(Dataset rows about figures)
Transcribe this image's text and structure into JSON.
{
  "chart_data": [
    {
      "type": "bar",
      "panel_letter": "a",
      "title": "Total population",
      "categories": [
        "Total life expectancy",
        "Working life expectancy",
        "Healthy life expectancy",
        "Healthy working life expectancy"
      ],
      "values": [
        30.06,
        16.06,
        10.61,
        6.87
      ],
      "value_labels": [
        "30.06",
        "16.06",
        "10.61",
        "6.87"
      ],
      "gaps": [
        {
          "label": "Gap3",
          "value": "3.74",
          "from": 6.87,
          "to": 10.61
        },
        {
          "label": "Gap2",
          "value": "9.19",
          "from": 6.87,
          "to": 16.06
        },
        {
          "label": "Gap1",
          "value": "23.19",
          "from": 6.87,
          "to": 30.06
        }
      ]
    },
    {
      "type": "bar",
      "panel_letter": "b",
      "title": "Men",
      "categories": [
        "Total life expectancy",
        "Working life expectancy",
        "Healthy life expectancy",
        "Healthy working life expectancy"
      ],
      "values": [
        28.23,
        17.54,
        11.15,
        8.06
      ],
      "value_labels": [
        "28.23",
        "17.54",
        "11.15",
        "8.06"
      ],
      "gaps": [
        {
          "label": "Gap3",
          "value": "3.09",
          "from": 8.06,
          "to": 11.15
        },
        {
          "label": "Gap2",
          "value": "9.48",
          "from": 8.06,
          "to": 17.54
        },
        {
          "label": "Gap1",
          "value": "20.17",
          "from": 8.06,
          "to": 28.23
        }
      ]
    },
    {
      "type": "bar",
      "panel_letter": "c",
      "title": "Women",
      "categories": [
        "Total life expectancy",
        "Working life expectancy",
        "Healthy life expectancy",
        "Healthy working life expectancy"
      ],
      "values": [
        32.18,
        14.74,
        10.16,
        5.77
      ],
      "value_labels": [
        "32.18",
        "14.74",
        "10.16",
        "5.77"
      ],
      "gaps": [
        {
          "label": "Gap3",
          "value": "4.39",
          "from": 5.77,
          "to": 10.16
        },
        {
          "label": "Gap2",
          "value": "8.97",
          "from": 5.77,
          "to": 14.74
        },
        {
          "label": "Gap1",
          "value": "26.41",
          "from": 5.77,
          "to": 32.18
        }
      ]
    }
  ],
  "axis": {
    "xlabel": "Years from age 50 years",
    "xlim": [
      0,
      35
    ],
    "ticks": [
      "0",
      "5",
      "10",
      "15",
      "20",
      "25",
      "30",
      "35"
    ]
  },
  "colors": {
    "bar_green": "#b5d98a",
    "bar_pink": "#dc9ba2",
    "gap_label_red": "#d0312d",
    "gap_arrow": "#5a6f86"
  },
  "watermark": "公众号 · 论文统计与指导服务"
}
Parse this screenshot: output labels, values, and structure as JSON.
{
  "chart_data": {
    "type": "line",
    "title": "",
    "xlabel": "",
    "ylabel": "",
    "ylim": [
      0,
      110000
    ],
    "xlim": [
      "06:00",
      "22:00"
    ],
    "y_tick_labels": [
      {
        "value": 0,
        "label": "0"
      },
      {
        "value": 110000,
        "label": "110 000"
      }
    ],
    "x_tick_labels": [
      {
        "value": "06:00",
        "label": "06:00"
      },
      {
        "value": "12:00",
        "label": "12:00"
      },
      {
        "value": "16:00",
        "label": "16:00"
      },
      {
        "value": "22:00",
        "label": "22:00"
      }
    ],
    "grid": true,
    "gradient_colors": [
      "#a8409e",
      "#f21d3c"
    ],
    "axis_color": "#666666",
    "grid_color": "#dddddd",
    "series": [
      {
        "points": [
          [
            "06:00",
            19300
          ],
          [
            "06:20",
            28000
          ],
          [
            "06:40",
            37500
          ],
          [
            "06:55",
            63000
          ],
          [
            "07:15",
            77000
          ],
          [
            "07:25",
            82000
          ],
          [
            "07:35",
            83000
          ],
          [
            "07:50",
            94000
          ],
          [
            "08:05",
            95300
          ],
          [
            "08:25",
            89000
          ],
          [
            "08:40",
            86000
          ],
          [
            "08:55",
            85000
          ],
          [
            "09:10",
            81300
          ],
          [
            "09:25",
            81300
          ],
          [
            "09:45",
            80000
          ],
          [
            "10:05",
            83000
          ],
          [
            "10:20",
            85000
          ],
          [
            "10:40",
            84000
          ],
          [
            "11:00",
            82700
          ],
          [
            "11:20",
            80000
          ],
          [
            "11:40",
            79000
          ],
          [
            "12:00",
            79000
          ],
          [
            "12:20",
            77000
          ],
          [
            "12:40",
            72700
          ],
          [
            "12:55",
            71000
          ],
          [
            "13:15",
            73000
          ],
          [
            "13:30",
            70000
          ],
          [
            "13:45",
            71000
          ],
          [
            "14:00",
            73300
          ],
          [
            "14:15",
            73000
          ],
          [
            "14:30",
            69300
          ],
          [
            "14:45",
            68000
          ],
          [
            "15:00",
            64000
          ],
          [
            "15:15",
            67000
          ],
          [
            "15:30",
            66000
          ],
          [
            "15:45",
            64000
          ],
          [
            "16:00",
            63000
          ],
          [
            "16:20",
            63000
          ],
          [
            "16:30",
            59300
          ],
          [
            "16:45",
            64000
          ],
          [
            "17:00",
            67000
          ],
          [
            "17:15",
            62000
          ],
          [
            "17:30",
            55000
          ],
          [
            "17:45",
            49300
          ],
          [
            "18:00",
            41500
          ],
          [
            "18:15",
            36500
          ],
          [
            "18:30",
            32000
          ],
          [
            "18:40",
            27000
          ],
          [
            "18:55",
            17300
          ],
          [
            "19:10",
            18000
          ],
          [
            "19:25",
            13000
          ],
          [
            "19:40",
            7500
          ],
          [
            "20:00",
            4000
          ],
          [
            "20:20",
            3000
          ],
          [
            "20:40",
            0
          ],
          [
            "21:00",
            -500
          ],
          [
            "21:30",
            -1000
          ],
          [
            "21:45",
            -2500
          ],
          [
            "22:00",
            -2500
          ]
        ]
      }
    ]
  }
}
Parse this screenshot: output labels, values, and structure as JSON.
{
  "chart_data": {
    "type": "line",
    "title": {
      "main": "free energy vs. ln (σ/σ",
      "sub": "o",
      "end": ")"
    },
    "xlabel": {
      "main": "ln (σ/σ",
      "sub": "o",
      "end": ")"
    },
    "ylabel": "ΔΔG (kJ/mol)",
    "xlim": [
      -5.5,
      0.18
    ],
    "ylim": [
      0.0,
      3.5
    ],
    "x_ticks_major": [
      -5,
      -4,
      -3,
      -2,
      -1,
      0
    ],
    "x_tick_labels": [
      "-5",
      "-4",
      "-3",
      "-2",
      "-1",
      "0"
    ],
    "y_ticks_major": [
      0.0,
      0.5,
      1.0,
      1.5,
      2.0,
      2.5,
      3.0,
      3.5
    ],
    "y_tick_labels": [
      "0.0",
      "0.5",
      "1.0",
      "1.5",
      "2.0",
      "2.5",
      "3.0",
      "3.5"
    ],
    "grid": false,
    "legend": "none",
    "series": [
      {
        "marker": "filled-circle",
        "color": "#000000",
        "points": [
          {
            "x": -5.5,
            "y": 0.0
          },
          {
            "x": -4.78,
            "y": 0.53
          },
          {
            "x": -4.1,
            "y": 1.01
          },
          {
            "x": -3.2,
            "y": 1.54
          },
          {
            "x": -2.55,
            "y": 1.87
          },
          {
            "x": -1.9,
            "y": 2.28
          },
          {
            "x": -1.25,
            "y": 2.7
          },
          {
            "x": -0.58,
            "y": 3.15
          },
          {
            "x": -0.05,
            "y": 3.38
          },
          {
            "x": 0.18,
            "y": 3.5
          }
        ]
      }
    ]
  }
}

▶ **Given exercise**: Restate the data above word for word, please.

▶ **Worked answer**:
Transcribe this image's text and structure into JSON.
{
  "chart_data": [
    {
      "type": "bar",
      "panel_letter": "a",
      "title": "Total population",
      "categories": [
        "Total life expectancy",
        "Working life expectancy",
        "Healthy life expectancy",
        "Healthy working life expectancy"
      ],
      "values": [
        30.06,
        16.06,
        10.61,
        6.87
      ],
      "value_labels": [
        "30.06",
        "16.06",
        "10.61",
        "6.87"
      ],
      "gaps": [
        {
          "label": "Gap3",
          "value": "3.74",
          "from": 6.87,
          "to": 10.61
        },
        {
          "label": "Gap2",
          "value": "9.19",
          "from": 6.87,
          "to": 16.06
        },
        {
          "label": "Gap1",
          "value": "23.19",
          "from": 6.87,
          "to": 30.06
        }
      ]
    },
    {
      "type": "bar",
      "panel_letter": "b",
      "title": "Men",
      "categories": [
        "Total life expectancy",
        "Working life expectancy",
        "Healthy life expectancy",
        "Healthy working life expectancy"
      ],
      "values": [
        28.23,
        17.54,
        11.15,
        8.06
      ],
      "value_labels": [
        "28.23",
        "17.54",
        "11.15",
        "8.06"
      ],
      "gaps": [
        {
          "label": "Gap3",
          "value": "3.09",
          "from": 8.06,
          "to": 11.15
        },
        {
          "label": "Gap2",
          "value": "9.48",
          "from": 8.06,
          "to": 17.54
        },
        {
          "label": "Gap1",
          "value": "20.17",
          "from": 8.06,
          "to": 28.23
        }
      ]
    },
    {
      "type": "bar",
      "panel_letter": "c",
      "title": "Women",
      "categories": [
        "Total life expectancy",
        "Working life expectancy",
        "Healthy life expectancy",
        "Healthy working life expectancy"
      ],
      "values": [
        32.18,
        14.74,
        10.16,
        5.77
      ],
      "value_labels": [
        "32.18",
        "14.74",
        "10.16",
        "5.77"
      ],
      "gaps": [
        {
          "label": "Gap3",
          "value": "4.39",
          "from": 5.77,
          "to": 10.16
        },
        {
          "label": "Gap2",
          "value": "8.97",
          "from": 5.77,
          "to": 14.74
        },
        {
          "label": "Gap1",
          "value": "26.41",
          "from": 5.77,
          "to": 32.18
        }
      ]
    }
  ],
  "axis": {
    "xlabel": "Years from age 50 years",
    "xlim": [
      0,
      35
    ],
    "ticks": [
      "0",
      "5",
      "10",
      "15",
      "20",
      "25",
      "30",
      "35"
    ]
  },
  "colors": {
    "bar_green": "#b5d98a",
    "bar_pink": "#dc9ba2",
    "gap_label_red": "#d0312d",
    "gap_arrow": "#5a6f86"
  },
  "watermark": "公众号 · 论文统计与指导服务"
}
Parse this screenshot: output labels, values, and structure as JSON.
{
  "chart_data": {
    "type": "line",
    "title": "",
    "xlabel": "",
    "ylabel": "",
    "ylim": [
      0,
      110000
    ],
    "xlim": [
      "06:00",
      "22:00"
    ],
    "y_tick_labels": [
      {
        "value": 0,
        "label": "0"
      },
      {
        "value": 110000,
        "label": "110 000"
      }
    ],
    "x_tick_labels": [
      {
        "value": "06:00",
        "label": "06:00"
      },
      {
        "value": "12:00",
        "label": "12:00"
      },
      {
        "value": "16:00",
        "label": "16:00"
      },
      {
        "value": "22:00",
        "label": "22:00"
      }
    ],
    "grid": true,
    "gradient_colors": [
      "#a8409e",
      "#f21d3c"
    ],
    "axis_color": "#666666",
    "grid_color": "#dddddd",
    "series": [
      {
        "points": [
          [
            "06:00",
            19300
          ],
          [
            "06:20",
            28000
          ],
          [
            "06:40",
            37500
          ],
          [
            "06:55",
            63000
          ],
          [
            "07:15",
            77000
          ],
          [
            "07:25",
            82000
          ],
          [
            "07:35",
            83000
          ],
          [
            "07:50",
            94000
          ],
          [
            "08:05",
            95300
          ],
          [
            "08:25",
            89000
          ],
          [
            "08:40",
            86000
          ],
          [
            "08:55",
            85000
          ],
          [
            "09:10",
            81300
          ],
          [
            "09:25",
            81300
          ],
          [
            "09:45",
            80000
          ],
          [
            "10:05",
            83000
          ],
          [
            "10:20",
            85000
          ],
          [
            "10:40",
            84000
          ],
          [
            "11:00",
            82700
          ],
          [
            "11:20",
            80000
          ],
          [
            "11:40",
            79000
          ],
          [
            "12:00",
            79000
          ],
          [
            "12:20",
            77000
          ],
          [
            "12:40",
            72700
          ],
          [
            "12:55",
            71000
          ],
          [
            "13:15",
            73000
          ],
          [
            "13:30",
            70000
          ],
          [
            "13:45",
            71000
          ],
          [
            "14:00",
            73300
          ],
          [
            "14:15",
            73000
          ],
          [
            "14:30",
            69300
          ],
          [
            "14:45",
            68000
          ],
          [
            "15:00",
            64000
          ],
          [
            "15:15",
            67000
          ],
          [
            "15:30",
            66000
          ],
          [
            "15:45",
            64000
          ],
          [
            "16:00",
            63000
          ],
          [
            "16:20",
            63000
          ],
          [
            "16:30",
            59300
          ],
          [
            "16:45",
            64000
          ],
          [
            "17:00",
            67000
          ],
          [
            "17:15",
            62000
          ],
          [
            "17:30",
            55000
          ],
          [
            "17:45",
            49300
          ],
          [
            "18:00",
            41500
          ],
          [
            "18:15",
            36500
          ],
          [
            "18:30",
            32000
          ],
          [
            "18:40",
            27000
          ],
          [
            "18:55",
            17300
          ],
          [
            "19:10",
            18000
          ],
          [
            "19:25",
            13000
          ],
          [
            "19:40",
            7500
          ],
          [
            "20:00",
            4000
          ],
          [
            "20:20",
            3000
          ],
          [
            "20:40",
            0
          ],
          [
            "21:00",
            -500
          ],
          [
            "21:30",
            -1000
          ],
          [
            "21:45",
            -2500
          ],
          [
            "22:00",
            -2500
          ]
        ]
      }
    ]
  }
}
Parse this screenshot: output labels, values, and structure as JSON.
{
  "chart_data": {
    "type": "line",
    "title": {
      "main": "free energy vs. ln (σ/σ",
      "sub": "o",
      "end": ")"
    },
    "xlabel": {
      "main": "ln (σ/σ",
      "sub": "o",
      "end": ")"
    },
    "ylabel": "ΔΔG (kJ/mol)",
    "xlim": [
      -5.5,
      0.18
    ],
    "ylim": [
      0.0,
      3.5
    ],
    "x_ticks_major": [
      -5,
      -4,
      -3,
      -2,
      -1,
      0
    ],
    "x_tick_labels": [
      "-5",
      "-4",
      "-3",
      "-2",
      "-1",
      "0"
    ],
    "y_ticks_major": [
      0.0,
      0.5,
      1.0,
      1.5,
      2.0,
      2.5,
      3.0,
      3.5
    ],
    "y_tick_labels": [
      "0.0",
      "0.5",
      "1.0",
      "1.5",
      "2.0",
      "2.5",
      "3.0",
      "3.5"
    ],
    "grid": false,
    "legend": "none",
    "series": [
      {
        "marker": "filled-circle",
        "color": "#000000",
        "points": [
          {
            "x": -5.5,
            "y": 0.0
          },
          {
            "x": -4.78,
            "y": 0.53
          },
          {
            "x": -4.1,
            "y": 1.01
          },
          {
            "x": -3.2,
            "y": 1.54
          },
          {
            "x": -2.55,
            "y": 1.87
          },
          {
            "x": -1.9,
            "y": 2.28
          },
          {
            "x": -1.25,
            "y": 2.7
          },
          {
            "x": -0.58,
            "y": 3.15
          },
          {
            "x": -0.05,
            "y": 3.38
          },
          {
            "x": 0.18,
            "y": 3.5
          }
        ]
      }
    ]
  }
}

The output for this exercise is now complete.